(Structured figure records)

········

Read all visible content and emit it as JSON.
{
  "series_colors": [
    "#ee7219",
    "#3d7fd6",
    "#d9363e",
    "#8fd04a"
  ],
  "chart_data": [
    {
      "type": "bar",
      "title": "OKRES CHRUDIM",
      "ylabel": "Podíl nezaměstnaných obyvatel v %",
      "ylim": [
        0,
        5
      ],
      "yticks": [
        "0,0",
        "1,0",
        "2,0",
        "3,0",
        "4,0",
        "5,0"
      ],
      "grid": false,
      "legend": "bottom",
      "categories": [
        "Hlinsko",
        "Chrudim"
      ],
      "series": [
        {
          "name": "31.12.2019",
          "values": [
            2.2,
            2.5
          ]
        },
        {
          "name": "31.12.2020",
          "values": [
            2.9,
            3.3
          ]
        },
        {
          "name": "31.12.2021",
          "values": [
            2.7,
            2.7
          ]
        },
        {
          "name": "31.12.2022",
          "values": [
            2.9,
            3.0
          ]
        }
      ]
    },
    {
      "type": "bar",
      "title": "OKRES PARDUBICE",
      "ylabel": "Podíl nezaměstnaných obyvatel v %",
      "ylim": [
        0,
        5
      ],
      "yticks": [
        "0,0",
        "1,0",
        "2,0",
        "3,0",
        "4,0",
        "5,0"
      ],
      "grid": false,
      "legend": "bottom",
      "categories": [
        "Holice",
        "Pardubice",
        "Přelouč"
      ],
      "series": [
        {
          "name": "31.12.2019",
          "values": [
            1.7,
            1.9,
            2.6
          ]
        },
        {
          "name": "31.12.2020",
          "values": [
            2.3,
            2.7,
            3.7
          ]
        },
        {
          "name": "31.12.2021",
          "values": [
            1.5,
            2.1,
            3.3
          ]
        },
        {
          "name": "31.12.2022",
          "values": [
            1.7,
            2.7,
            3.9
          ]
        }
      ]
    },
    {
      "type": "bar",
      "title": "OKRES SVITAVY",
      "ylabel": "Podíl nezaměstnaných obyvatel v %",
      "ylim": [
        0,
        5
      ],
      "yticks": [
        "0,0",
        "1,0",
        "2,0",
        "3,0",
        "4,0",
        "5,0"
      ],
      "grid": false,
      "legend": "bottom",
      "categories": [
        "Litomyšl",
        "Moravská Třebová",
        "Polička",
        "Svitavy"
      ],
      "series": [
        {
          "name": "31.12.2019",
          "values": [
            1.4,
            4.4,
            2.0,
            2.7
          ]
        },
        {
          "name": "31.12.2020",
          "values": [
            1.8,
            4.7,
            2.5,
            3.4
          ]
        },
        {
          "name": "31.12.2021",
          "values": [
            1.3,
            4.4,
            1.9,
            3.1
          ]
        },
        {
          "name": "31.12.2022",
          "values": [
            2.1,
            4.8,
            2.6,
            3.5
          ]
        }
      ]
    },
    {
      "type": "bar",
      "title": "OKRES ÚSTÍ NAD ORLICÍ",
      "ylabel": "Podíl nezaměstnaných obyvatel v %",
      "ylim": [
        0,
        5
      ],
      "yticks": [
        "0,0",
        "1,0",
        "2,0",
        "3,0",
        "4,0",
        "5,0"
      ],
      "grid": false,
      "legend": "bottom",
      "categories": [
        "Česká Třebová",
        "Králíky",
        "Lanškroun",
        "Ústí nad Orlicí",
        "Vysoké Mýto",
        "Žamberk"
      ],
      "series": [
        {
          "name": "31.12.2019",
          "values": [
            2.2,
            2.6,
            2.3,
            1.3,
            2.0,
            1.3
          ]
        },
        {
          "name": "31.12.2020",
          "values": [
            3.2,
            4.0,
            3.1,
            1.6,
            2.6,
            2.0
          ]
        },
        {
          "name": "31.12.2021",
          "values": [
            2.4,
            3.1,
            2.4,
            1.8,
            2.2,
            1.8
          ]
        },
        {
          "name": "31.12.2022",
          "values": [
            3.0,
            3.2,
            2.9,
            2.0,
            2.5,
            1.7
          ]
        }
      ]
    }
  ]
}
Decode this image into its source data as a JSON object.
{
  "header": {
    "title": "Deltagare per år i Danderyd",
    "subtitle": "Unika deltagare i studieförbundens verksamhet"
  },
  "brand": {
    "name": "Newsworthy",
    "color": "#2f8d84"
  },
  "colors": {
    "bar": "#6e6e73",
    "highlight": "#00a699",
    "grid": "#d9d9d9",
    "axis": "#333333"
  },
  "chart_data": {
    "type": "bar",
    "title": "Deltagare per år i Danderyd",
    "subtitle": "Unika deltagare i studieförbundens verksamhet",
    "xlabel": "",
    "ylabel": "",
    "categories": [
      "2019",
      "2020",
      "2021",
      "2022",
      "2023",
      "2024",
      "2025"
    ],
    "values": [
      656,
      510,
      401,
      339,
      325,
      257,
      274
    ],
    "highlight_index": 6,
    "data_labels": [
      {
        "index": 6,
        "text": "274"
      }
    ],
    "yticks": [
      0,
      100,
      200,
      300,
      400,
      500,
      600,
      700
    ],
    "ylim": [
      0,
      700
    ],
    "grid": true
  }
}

········

**Task requirements:**
Above are some records. Report the number of their lines that include "OKRES", and add nothing else.

**Final result:**
4